::: INPUT MATERIAL

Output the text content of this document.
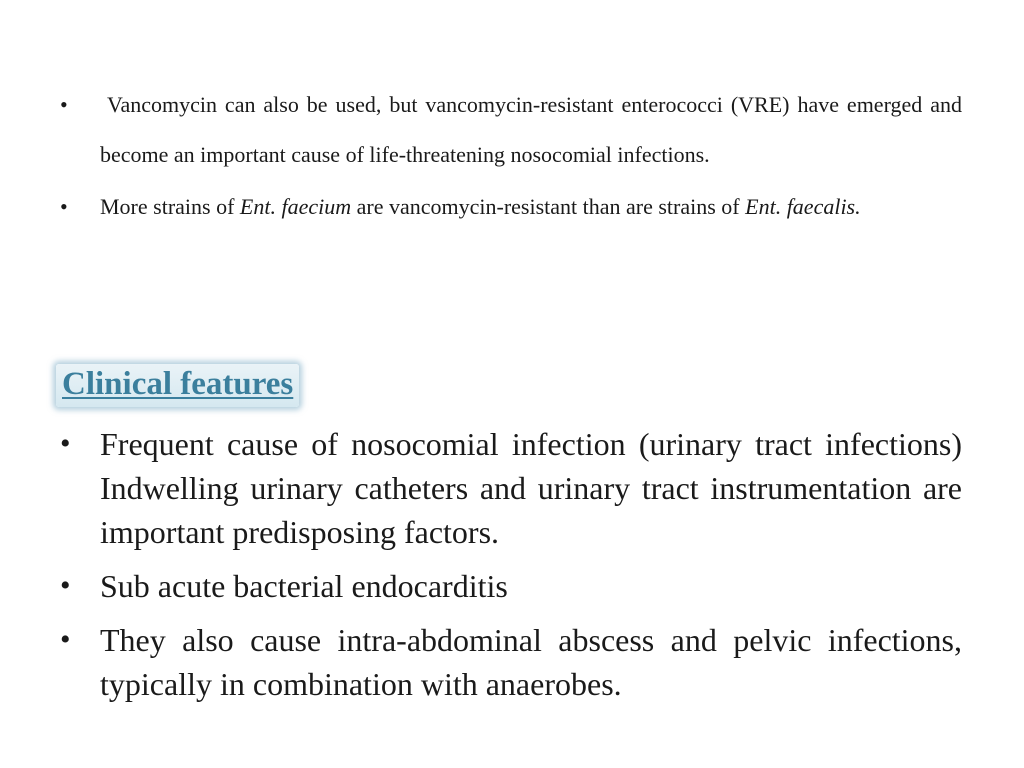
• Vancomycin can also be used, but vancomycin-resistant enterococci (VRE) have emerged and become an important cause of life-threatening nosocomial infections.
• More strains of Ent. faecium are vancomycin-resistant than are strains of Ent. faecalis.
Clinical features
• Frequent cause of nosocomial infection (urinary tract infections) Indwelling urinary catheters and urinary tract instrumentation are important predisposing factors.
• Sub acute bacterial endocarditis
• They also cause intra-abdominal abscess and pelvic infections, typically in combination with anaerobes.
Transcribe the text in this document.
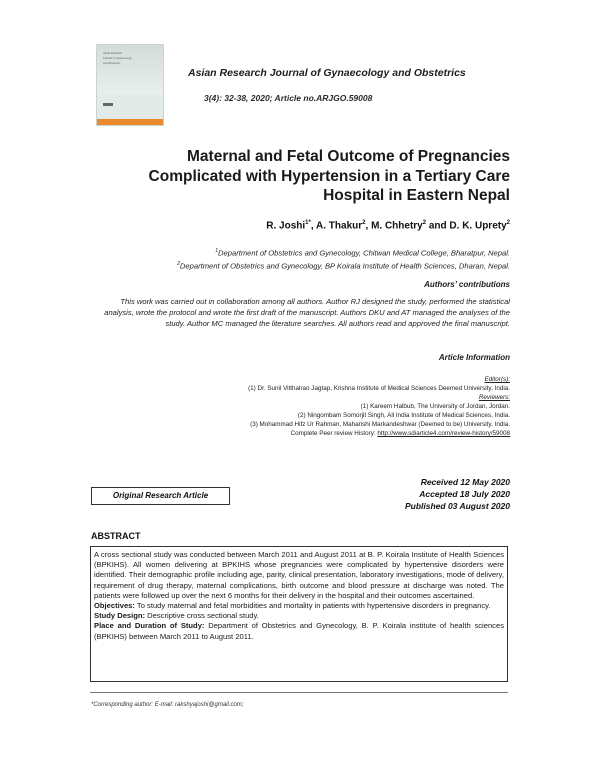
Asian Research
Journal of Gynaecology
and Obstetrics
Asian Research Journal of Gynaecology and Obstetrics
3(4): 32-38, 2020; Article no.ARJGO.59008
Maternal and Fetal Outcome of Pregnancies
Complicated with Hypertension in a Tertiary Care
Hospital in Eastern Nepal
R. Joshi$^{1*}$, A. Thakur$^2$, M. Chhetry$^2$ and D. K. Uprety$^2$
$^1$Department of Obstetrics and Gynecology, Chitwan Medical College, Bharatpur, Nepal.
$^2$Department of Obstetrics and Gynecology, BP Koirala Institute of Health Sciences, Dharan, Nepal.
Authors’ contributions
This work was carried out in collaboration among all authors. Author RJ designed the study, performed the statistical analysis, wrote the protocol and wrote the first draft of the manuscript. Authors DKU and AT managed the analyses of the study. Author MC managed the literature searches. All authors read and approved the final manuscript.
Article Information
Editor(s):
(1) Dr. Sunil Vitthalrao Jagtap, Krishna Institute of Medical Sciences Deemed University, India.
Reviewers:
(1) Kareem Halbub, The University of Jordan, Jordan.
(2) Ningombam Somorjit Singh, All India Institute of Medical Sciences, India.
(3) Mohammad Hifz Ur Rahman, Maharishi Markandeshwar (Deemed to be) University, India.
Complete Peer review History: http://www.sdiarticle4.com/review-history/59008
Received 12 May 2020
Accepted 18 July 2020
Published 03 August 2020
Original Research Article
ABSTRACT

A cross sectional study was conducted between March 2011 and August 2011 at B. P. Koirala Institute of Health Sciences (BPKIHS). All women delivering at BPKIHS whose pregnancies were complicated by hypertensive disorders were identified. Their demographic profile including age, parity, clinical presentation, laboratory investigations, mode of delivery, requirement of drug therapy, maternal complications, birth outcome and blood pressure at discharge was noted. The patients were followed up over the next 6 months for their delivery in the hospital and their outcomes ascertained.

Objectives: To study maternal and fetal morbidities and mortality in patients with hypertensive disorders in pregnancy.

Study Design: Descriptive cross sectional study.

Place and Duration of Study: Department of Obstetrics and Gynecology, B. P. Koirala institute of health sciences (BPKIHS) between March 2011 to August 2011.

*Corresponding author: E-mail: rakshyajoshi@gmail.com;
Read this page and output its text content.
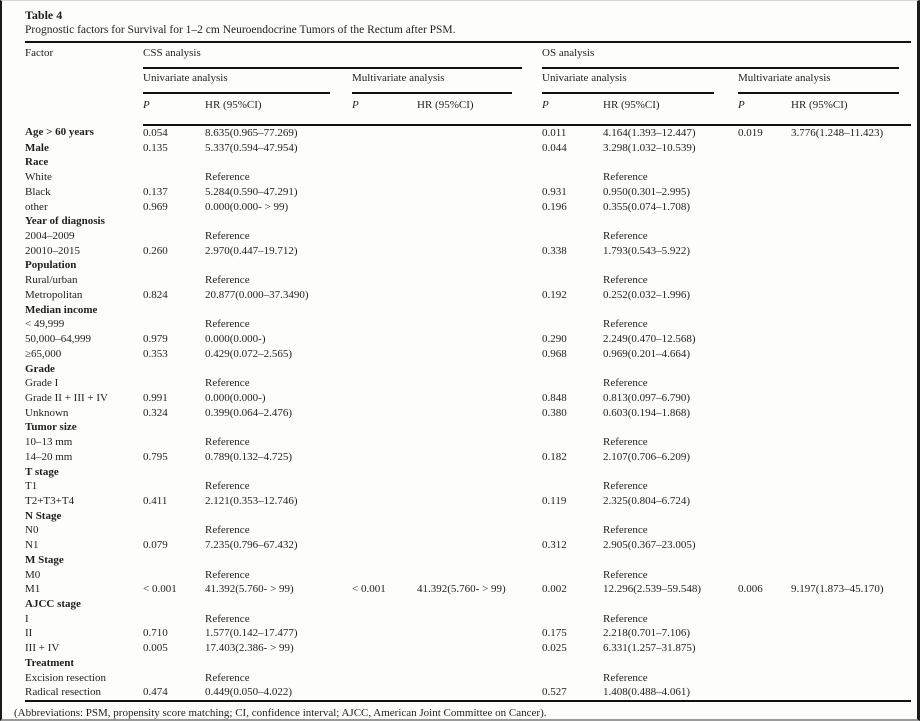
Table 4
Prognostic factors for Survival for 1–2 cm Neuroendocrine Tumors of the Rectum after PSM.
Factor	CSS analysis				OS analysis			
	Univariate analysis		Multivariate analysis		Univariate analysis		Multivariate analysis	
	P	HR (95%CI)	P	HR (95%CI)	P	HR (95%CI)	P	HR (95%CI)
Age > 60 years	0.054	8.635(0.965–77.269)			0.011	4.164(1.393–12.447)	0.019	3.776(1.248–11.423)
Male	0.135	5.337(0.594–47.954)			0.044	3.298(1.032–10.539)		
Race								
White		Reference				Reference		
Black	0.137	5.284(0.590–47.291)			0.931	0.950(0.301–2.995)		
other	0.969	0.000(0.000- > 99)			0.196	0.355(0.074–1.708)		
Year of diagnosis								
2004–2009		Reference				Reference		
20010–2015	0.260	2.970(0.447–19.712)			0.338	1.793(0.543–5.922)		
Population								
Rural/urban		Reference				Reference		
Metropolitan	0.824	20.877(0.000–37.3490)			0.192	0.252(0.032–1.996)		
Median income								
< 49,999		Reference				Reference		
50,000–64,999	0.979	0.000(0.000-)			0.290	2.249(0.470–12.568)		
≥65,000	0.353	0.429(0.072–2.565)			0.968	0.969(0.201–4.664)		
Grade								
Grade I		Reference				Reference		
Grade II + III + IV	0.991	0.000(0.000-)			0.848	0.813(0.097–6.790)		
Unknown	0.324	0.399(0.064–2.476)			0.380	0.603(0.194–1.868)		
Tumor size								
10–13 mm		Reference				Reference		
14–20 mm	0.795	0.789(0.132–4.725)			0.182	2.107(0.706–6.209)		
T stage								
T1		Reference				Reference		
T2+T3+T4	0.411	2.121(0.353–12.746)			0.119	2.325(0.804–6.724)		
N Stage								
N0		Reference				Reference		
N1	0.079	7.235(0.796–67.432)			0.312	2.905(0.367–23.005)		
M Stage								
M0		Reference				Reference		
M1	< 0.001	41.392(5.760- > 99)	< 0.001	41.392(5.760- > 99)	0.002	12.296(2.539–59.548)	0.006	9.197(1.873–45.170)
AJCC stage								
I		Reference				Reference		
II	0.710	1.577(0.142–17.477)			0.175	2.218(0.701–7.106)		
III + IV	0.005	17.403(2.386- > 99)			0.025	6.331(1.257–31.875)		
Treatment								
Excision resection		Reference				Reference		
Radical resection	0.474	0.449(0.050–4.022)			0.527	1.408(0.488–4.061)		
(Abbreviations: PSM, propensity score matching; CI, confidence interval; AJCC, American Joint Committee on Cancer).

::::::

TRY IT: Each entry above must come back exactly as written. Drop the images.

REPLY:
Output the text content of this document.
• Vancomycin can also be used, but vancomycin-resistant enterococci (VRE) have emerged and become an important cause of life-threatening nosocomial infections.
• More strains of Ent. faecium are vancomycin-resistant than are strains of Ent. faecalis.
Clinical features
• Frequent cause of nosocomial infection (urinary tract infections) Indwelling urinary catheters and urinary tract instrumentation are important predisposing factors.
• Sub acute bacterial endocarditis
• They also cause intra-abdominal abscess and pelvic infections, typically in combination with anaerobes.
Transcribe the text in this document.
Asian Research
Journal of Gynaecology
and Obstetrics
Asian Research Journal of Gynaecology and Obstetrics
3(4): 32-38, 2020; Article no.ARJGO.59008
Maternal and Fetal Outcome of Pregnancies
Complicated with Hypertension in a Tertiary Care
Hospital in Eastern Nepal
R. Joshi$^{1*}$, A. Thakur$^2$, M. Chhetry$^2$ and D. K. Uprety$^2$
$^1$Department of Obstetrics and Gynecology, Chitwan Medical College, Bharatpur, Nepal.
$^2$Department of Obstetrics and Gynecology, BP Koirala Institute of Health Sciences, Dharan, Nepal.
Authors’ contributions
This work was carried out in collaboration among all authors. Author RJ designed the study, performed the statistical analysis, wrote the protocol and wrote the first draft of the manuscript. Authors DKU and AT managed the analyses of the study. Author MC managed the literature searches. All authors read and approved the final manuscript.
Article Information
Editor(s):
(1) Dr. Sunil Vitthalrao Jagtap, Krishna Institute of Medical Sciences Deemed University, India.
Reviewers:
(1) Kareem Halbub, The University of Jordan, Jordan.
(2) Ningombam Somorjit Singh, All India Institute of Medical Sciences, India.
(3) Mohammad Hifz Ur Rahman, Maharishi Markandeshwar (Deemed to be) University, India.
Complete Peer review History: http://www.sdiarticle4.com/review-history/59008
Received 12 May 2020
Accepted 18 July 2020
Published 03 August 2020
Original Research Article
ABSTRACT

A cross sectional study was conducted between March 2011 and August 2011 at B. P. Koirala Institute of Health Sciences (BPKIHS). All women delivering at BPKIHS whose pregnancies were complicated by hypertensive disorders were identified. Their demographic profile including age, parity, clinical presentation, laboratory investigations, mode of delivery, requirement of drug therapy, maternal complications, birth outcome and blood pressure at discharge was noted. The patients were followed up over the next 6 months for their delivery in the hospital and their outcomes ascertained.

Objectives: To study maternal and fetal morbidities and mortality in patients with hypertensive disorders in pregnancy.

Study Design: Descriptive cross sectional study.

Place and Duration of Study: Department of Obstetrics and Gynecology, B. P. Koirala institute of health sciences (BPKIHS) between March 2011 to August 2011.

*Corresponding author: E-mail: rakshyajoshi@gmail.com;
Read this page and output its text content.
Table 4
Prognostic factors for Survival for 1–2 cm Neuroendocrine Tumors of the Rectum after PSM.
Factor	CSS analysis				OS analysis			
	Univariate analysis		Multivariate analysis		Univariate analysis		Multivariate analysis	
	P	HR (95%CI)	P	HR (95%CI)	P	HR (95%CI)	P	HR (95%CI)
Age > 60 years	0.054	8.635(0.965–77.269)			0.011	4.164(1.393–12.447)	0.019	3.776(1.248–11.423)
Male	0.135	5.337(0.594–47.954)			0.044	3.298(1.032–10.539)		
Race								
White		Reference				Reference		
Black	0.137	5.284(0.590–47.291)			0.931	0.950(0.301–2.995)		
other	0.969	0.000(0.000- > 99)			0.196	0.355(0.074–1.708)		
Year of diagnosis								
2004–2009		Reference				Reference		
20010–2015	0.260	2.970(0.447–19.712)			0.338	1.793(0.543–5.922)		
Population								
Rural/urban		Reference				Reference		
Metropolitan	0.824	20.877(0.000–37.3490)			0.192	0.252(0.032–1.996)		
Median income								
< 49,999		Reference				Reference		
50,000–64,999	0.979	0.000(0.000-)			0.290	2.249(0.470–12.568)		
≥65,000	0.353	0.429(0.072–2.565)			0.968	0.969(0.201–4.664)		
Grade								
Grade I		Reference				Reference		
Grade II + III + IV	0.991	0.000(0.000-)			0.848	0.813(0.097–6.790)		
Unknown	0.324	0.399(0.064–2.476)			0.380	0.603(0.194–1.868)		
Tumor size								
10–13 mm		Reference				Reference		
14–20 mm	0.795	0.789(0.132–4.725)			0.182	2.107(0.706–6.209)		
T stage								
T1		Reference				Reference		
T2+T3+T4	0.411	2.121(0.353–12.746)			0.119	2.325(0.804–6.724)		
N Stage								
N0		Reference				Reference		
N1	0.079	7.235(0.796–67.432)			0.312	2.905(0.367–23.005)		
M Stage								
M0		Reference				Reference		
M1	< 0.001	41.392(5.760- > 99)	< 0.001	41.392(5.760- > 99)	0.002	12.296(2.539–59.548)	0.006	9.197(1.873–45.170)
AJCC stage								
I		Reference				Reference		
II	0.710	1.577(0.142–17.477)			0.175	2.218(0.701–7.106)		
III + IV	0.005	17.403(2.386- > 99)			0.025	6.331(1.257–31.875)		
Treatment								
Excision resection		Reference				Reference		
Radical resection	0.474	0.449(0.050–4.022)			0.527	1.408(0.488–4.061)		
(Abbreviations: PSM, propensity score matching; CI, confidence interval; AJCC, American Joint Committee on Cancer).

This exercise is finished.